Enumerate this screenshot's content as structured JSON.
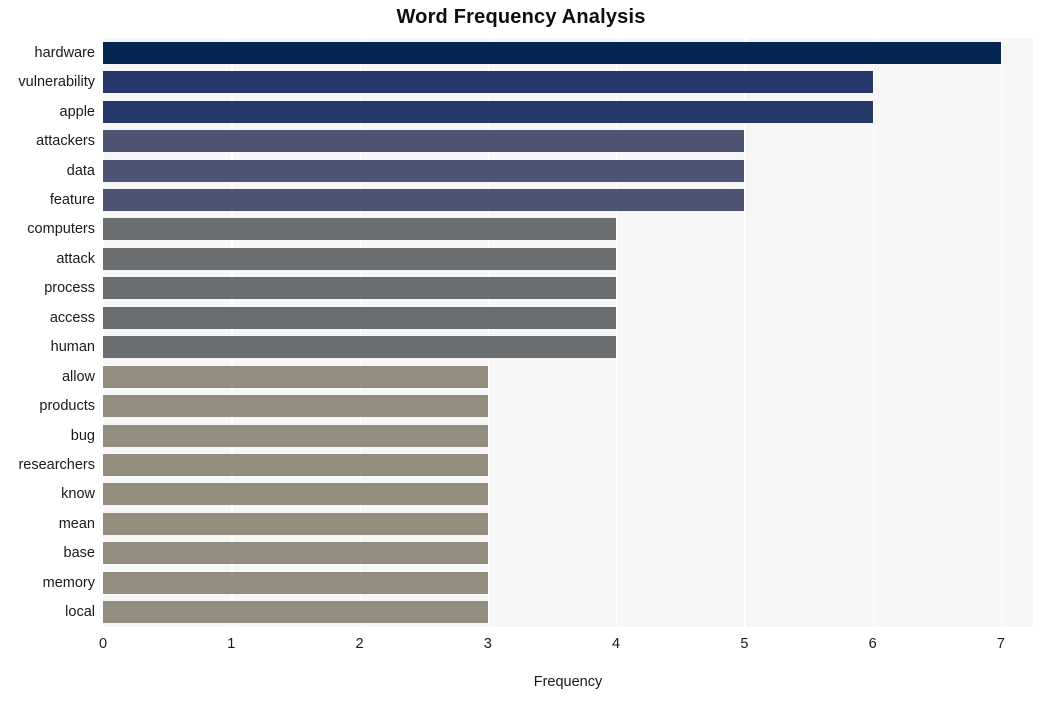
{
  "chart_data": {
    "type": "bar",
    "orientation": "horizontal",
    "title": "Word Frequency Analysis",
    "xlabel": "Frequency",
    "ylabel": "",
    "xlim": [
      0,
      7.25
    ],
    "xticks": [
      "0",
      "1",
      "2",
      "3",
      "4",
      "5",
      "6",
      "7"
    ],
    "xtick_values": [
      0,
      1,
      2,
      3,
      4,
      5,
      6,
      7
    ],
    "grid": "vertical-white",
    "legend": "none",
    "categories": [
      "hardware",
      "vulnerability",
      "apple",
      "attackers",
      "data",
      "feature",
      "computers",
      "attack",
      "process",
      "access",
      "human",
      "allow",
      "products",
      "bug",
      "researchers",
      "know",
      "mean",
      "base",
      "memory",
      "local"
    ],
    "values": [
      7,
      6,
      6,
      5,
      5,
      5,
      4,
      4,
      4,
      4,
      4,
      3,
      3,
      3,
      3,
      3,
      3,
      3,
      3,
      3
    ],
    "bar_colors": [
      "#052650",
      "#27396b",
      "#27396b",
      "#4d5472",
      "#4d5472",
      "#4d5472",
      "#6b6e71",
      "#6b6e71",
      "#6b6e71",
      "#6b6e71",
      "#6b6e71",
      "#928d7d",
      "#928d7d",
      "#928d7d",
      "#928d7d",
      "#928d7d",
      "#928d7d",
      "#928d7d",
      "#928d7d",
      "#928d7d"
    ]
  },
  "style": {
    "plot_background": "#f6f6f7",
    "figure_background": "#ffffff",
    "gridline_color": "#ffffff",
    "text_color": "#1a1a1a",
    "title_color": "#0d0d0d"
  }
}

• • • • • • •

Written exercise: Leaving aside the images, write out the entries above word for word.

Reply to the task:
Enumerate this screenshot's content as structured JSON.
{
  "chart_data": {
    "type": "bar",
    "orientation": "horizontal",
    "title": "Word Frequency Analysis",
    "xlabel": "Frequency",
    "ylabel": "",
    "xlim": [
      0,
      7.25
    ],
    "xticks": [
      "0",
      "1",
      "2",
      "3",
      "4",
      "5",
      "6",
      "7"
    ],
    "xtick_values": [
      0,
      1,
      2,
      3,
      4,
      5,
      6,
      7
    ],
    "grid": "vertical-white",
    "legend": "none",
    "categories": [
      "hardware",
      "vulnerability",
      "apple",
      "attackers",
      "data",
      "feature",
      "computers",
      "attack",
      "process",
      "access",
      "human",
      "allow",
      "products",
      "bug",
      "researchers",
      "know",
      "mean",
      "base",
      "memory",
      "local"
    ],
    "values": [
      7,
      6,
      6,
      5,
      5,
      5,
      4,
      4,
      4,
      4,
      4,
      3,
      3,
      3,
      3,
      3,
      3,
      3,
      3,
      3
    ],
    "bar_colors": [
      "#052650",
      "#27396b",
      "#27396b",
      "#4d5472",
      "#4d5472",
      "#4d5472",
      "#6b6e71",
      "#6b6e71",
      "#6b6e71",
      "#6b6e71",
      "#6b6e71",
      "#928d7d",
      "#928d7d",
      "#928d7d",
      "#928d7d",
      "#928d7d",
      "#928d7d",
      "#928d7d",
      "#928d7d",
      "#928d7d"
    ]
  },
  "style": {
    "plot_background": "#f6f6f7",
    "figure_background": "#ffffff",
    "gridline_color": "#ffffff",
    "text_color": "#1a1a1a",
    "title_color": "#0d0d0d"
  }
}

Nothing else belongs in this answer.